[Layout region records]
..............................
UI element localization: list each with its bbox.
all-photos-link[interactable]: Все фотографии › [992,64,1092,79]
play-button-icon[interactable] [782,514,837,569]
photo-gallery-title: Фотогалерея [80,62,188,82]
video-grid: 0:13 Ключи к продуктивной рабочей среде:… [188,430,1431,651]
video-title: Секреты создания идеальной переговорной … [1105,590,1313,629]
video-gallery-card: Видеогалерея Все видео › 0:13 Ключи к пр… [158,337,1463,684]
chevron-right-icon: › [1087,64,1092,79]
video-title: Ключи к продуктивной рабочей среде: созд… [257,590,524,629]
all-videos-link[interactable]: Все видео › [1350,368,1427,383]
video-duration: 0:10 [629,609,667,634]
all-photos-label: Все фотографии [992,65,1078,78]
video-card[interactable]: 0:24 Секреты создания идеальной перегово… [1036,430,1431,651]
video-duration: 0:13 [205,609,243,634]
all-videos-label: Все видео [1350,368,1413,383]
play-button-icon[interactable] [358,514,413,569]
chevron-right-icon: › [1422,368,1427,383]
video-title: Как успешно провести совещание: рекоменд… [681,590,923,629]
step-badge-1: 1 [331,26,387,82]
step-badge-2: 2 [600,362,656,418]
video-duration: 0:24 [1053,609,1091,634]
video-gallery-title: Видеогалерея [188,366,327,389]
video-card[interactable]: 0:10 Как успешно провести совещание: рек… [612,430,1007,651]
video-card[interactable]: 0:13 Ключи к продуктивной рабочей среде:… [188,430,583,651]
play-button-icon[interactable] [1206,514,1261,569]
..............................
• **WHAT IS NEEDED**:
Rewrite every line of the items above as a numbered list, omitting any blank lines.

• **TASK OUTPUT**:
1. UI element localization: list each with its bbox.
2. all-photos-link[interactable]: Все фотографии › [992,64,1092,79]
3. play-button-icon[interactable] [782,514,837,569]
4. photo-gallery-title: Фотогалерея [80,62,188,82]
5. video-grid: 0:13 Ключи к продуктивной рабочей среде:… [188,430,1431,651]
6. video-title: Секреты создания идеальной переговорной … [1105,590,1313,629]
7. video-gallery-card: Видеогалерея Все видео › 0:13 Ключи к пр… [158,337,1463,684]
8. chevron-right-icon: › [1087,64,1092,79]
9. video-title: Ключи к продуктивной рабочей среде: созд… [257,590,524,629]
10. all-videos-link[interactable]: Все видео › [1350,368,1427,383]
11. video-duration: 0:10 [629,609,667,634]
12. all-photos-label: Все фотографии [992,65,1078,78]
13. video-card[interactable]: 0:24 Секреты создания идеальной перегово… [1036,430,1431,651]
14. video-duration: 0:13 [205,609,243,634]
15. all-videos-label: Все видео [1350,368,1413,383]
16. play-button-icon[interactable] [358,514,413,569]
17. chevron-right-icon: › [1422,368,1427,383]
18. video-title: Как успешно провести совещание: рекоменд… [681,590,923,629]
19. step-badge-1: 1 [331,26,387,82]
20. step-badge-2: 2 [600,362,656,418]
21. video-duration: 0:24 [1053,609,1091,634]
22. video-gallery-title: Видеогалерея [188,366,327,389]
23. video-card[interactable]: 0:10 Как успешно провести совещание: рек… [612,430,1007,651]
24. video-card[interactable]: 0:13 Ключи к продуктивной рабочей среде:… [188,430,583,651]
25. play-button-icon[interactable] [1206,514,1261,569]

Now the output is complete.